> **EXERCISE REQUIREMENTS**:
**A.** According to the excerpt on arbitration against non-signatory states, how much in damages did the tribunal award Dallah?
**B.** Quote the stretch of the excerpt on arbitration against non-signatory states from "One of the most" through "seated in Paris.".

> **EXTRACT PROVIDED**:
---*---
On the other hand, the second and third respondents had also been involved in the performance of the concession contract and had directly executed some of the obligations contained therein (such as approving the blueprints for the port construction, providing technical support or directing decisions). In addition, the decision to withdraw from the concession contract had been taken by the second and third respondents.
Conversely, the private entity may wish to commence arbitration proceedings in respect of a dispute arising out of the concession contract, against a non-signatory state entity or against the state itself. In that case, it would be for the concessionaire to show that the non-signatory state or state entity did in fact implicitly consent to arbitration. In other words, that party will have to prove that, rather than acting as part and parcel of the public law administrative supervision process, the non-signatory was driven by a contractual intent.
One of the most significant recent examples in this regard is the Dallah case. A Saudi company, Dallah, entered into an agreement with a Trust established by ordinance of the Pakistani government, for the construction of accommodations for Pakistani pilgrims visiting Mecca. Not long after the conclusion of the contract, the trust ceased to exist as a legal entity. Subsequently, Dallah commenced arbitration proceedings against the government, on the basis of the arbitration clause in the agreement, which provided for ICC arbitration seated in Paris.
The tribunal asserted jurisdiction over the Pakistani government, despite the latter party's objections that it was not a signatory, and awarded Dallah approximately US$20 million in damages plus legal costs. The government thereafter sought to set aside the ensuing award in France, while Dallah sought to have the award enforced in the United Kingdom.
The Dallah award was denied enforcement successively by the High Court, the Court of Appeal and the Supreme Court. According to the Supreme Court, it had not been the common intention of Dallah, the Trust and the Pakistani government that the latter be a party to the contract.
In reaching this decision, the English courts applied French law, as the law of the seat of the arbitration, and undertook a detailed analysis of the facts. The Supreme Court noted, for instance, that, prior to the creation of the trust, Dallah had executed a memorandum of understanding with ‘the President of the Islamic Republic of Pakistan through the Ministry of Religious Affairs'. That memorandum contained a different dispute resolution clause from the one in the final agreement between Dallah and the Trust, was governed by Saudi Arabian law and contained an express waiver of sovereign immunity - unlike the agreement between Dallah and the Trust. This suggested that the parties in fact wished to exclude the government from the final agreement. In addition, the final agreement only referred to the government in its capacity as guarantor of loans to the Trust.
Moreover, as regards the government's involvement in the performance of the contract (for example, through the Ministry of Religious Affairs' involvement in the appointment of a trustee bank to manage the Trust's fund and other related correspondence with Dallah), the English courts found such involvement to be ‘understandable' and insufficient to make the government a party to the contract.
The Paris Court of Appeal also applied French law, but reached the opposite result and upheld the award. Analysing the same factual matrix, the French court held that the government's continuous involvement, both at the pre-contractual stage and in the performance of the contract, paired with the lack of involvement on the Trust's part, showed that such Trust had been created as a matter of formality only. The Pakistani government was therefore held to have been the true other party to the contract.
---*---
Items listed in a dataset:

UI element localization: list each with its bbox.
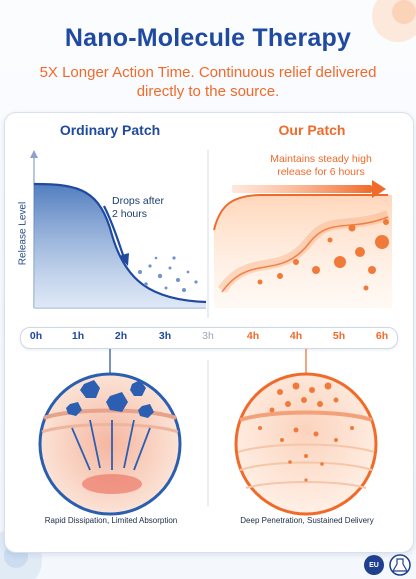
our-patch-graph	[213, 180, 392, 308]
steady-release-arrow-icon	[372, 180, 386, 198]
large-molecules-icon	[66, 380, 154, 418]
tick-2h: 2h	[114, 330, 128, 342]
page-subtitle: 5X Longer Action Time. Continuous relief…	[39, 64, 377, 100]
eu-badge-icon	[364, 555, 384, 575]
ordinary-annotation-line2: 2 hours	[112, 208, 148, 220]
our-annotation: Maintains steady high release for 6 hour…	[246, 153, 396, 179]
our-skin-diagram	[234, 372, 378, 516]
ordinary-annotation-line1: Drops after	[112, 195, 164, 207]
timeline-bar	[20, 327, 398, 349]
tick-0h: 0h	[29, 330, 43, 342]
tick-5h: 5h	[332, 330, 346, 342]
tick-4h-b: 4h	[289, 330, 303, 342]
page-title: Nano-Molecule Therapy	[64, 24, 352, 52]
nano-particles-icon	[257, 219, 389, 291]
drop-arrow-icon	[119, 253, 129, 266]
eu-badge-label: EU	[369, 561, 379, 569]
our-annotation-line2: release for 6 hours	[277, 166, 365, 178]
tick-4h-a: 4h	[246, 330, 260, 342]
limited-absorption-arrows-icon	[71, 419, 151, 471]
ordinary-graph	[30, 150, 207, 309]
ordinary-patch-title: Ordinary Patch	[59, 122, 161, 138]
dissipating-particles-icon	[138, 256, 198, 292]
ordinary-annotation: Drops after 2 hours	[112, 195, 164, 221]
our-annotation-line1: Maintains steady high	[270, 153, 372, 165]
ordinary-caption: Rapid Dissipation, Limited Absorption	[44, 516, 178, 525]
tick-divider-3h: 3h	[202, 330, 214, 342]
ordinary-release-curve	[33, 182, 207, 304]
our-patch-title: Our Patch	[278, 122, 346, 138]
tick-3h: 3h	[158, 330, 172, 342]
lab-flask-icon	[389, 554, 411, 576]
tick-1h: 1h	[71, 330, 85, 342]
our-release-area	[214, 195, 392, 308]
tick-6h: 6h	[375, 330, 389, 342]
our-caption: Deep Penetration, Sustained Delivery	[240, 516, 374, 525]
our-release-curve	[213, 194, 388, 231]
ordinary-skin-diagram	[38, 372, 182, 516]
ordinary-release-area	[34, 184, 206, 308]
y-axis-label: Release Level	[17, 201, 29, 266]
deep-penetration-particles-icon	[258, 382, 354, 482]
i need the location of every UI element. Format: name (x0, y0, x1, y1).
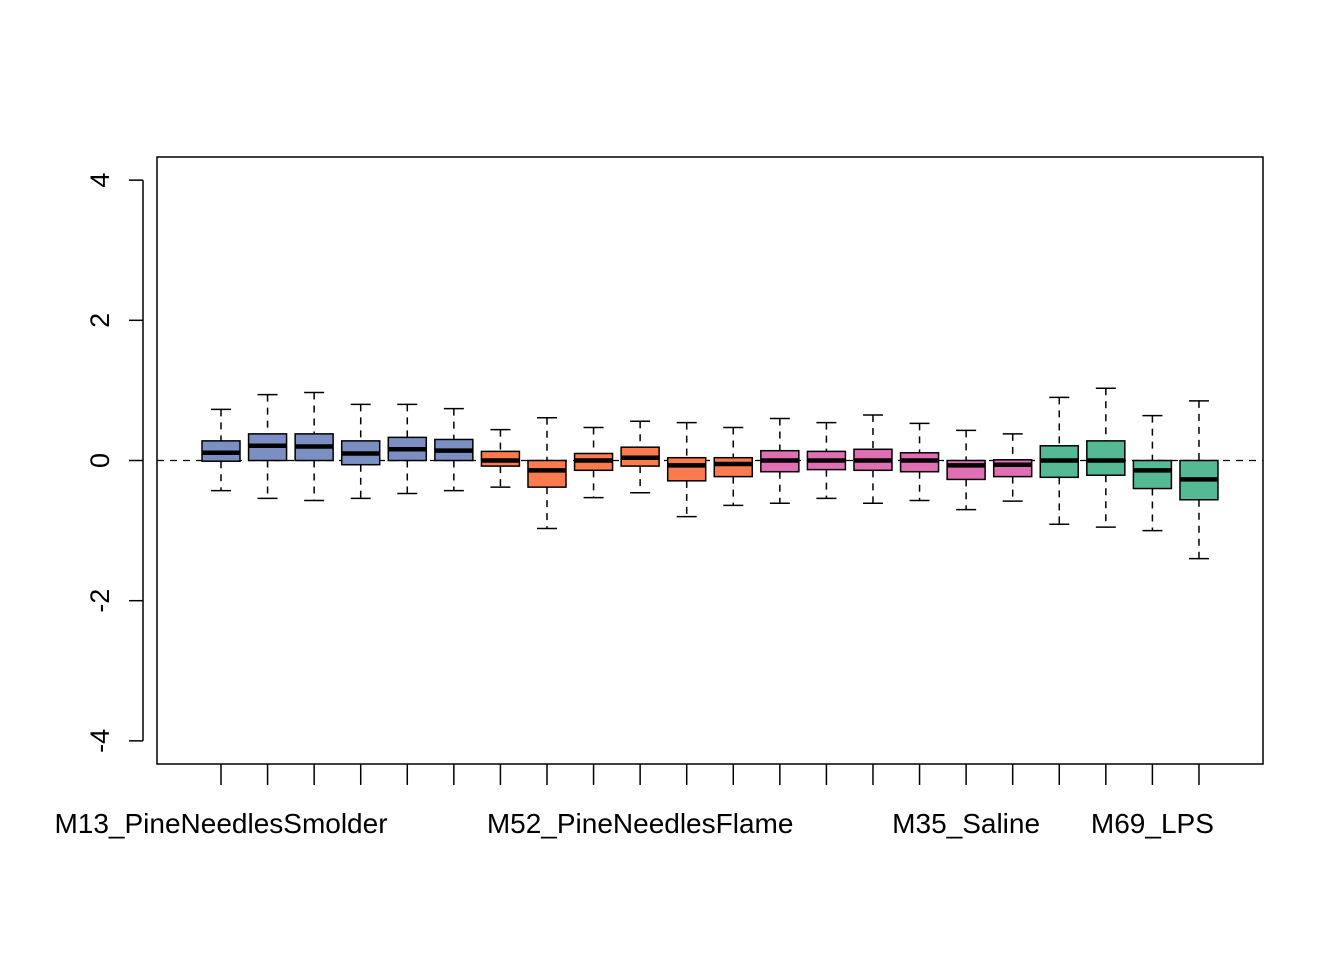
box (992, 459, 1033, 478)
box (1086, 440, 1126, 476)
y-tick-label: 0 (85, 453, 115, 468)
box (666, 456, 707, 482)
x-tick-label: M52_PineNeedlesFlame (487, 808, 794, 839)
box (527, 459, 567, 488)
y-tick-label: 4 (85, 173, 115, 188)
box (1132, 459, 1173, 490)
box (713, 456, 754, 478)
x-tick-label: M13_PineNeedlesSmolder (54, 808, 387, 839)
x-tick-label: M69_LPS (1091, 808, 1214, 839)
y-tick-label: 2 (85, 313, 115, 328)
x-tick-label: M35_Saline (892, 808, 1040, 839)
y-tick-label: -4 (85, 729, 115, 753)
y-tick-label: -2 (85, 589, 115, 613)
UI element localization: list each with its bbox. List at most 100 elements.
---*---
> **SOLUTION SET**:
**A.** Approximately US$20 million in damages, plus legal costs.

**B.**
One of the most significant recent examples in this regard is the Dallah case. A Saudi company, Dallah, entered into an agreement with a Trust established by ordinance of the Pakistani government, for the construction of accommodations for Pakistani pilgrims visiting Mecca. Not long after the conclusion of the contract, the trust ceased to exist as a legal entity. Subsequently, Dallah commenced arbitration proceedings against the government, on the basis of the arbitration clause in the agreement, which provided for ICC arbitration seated in Paris.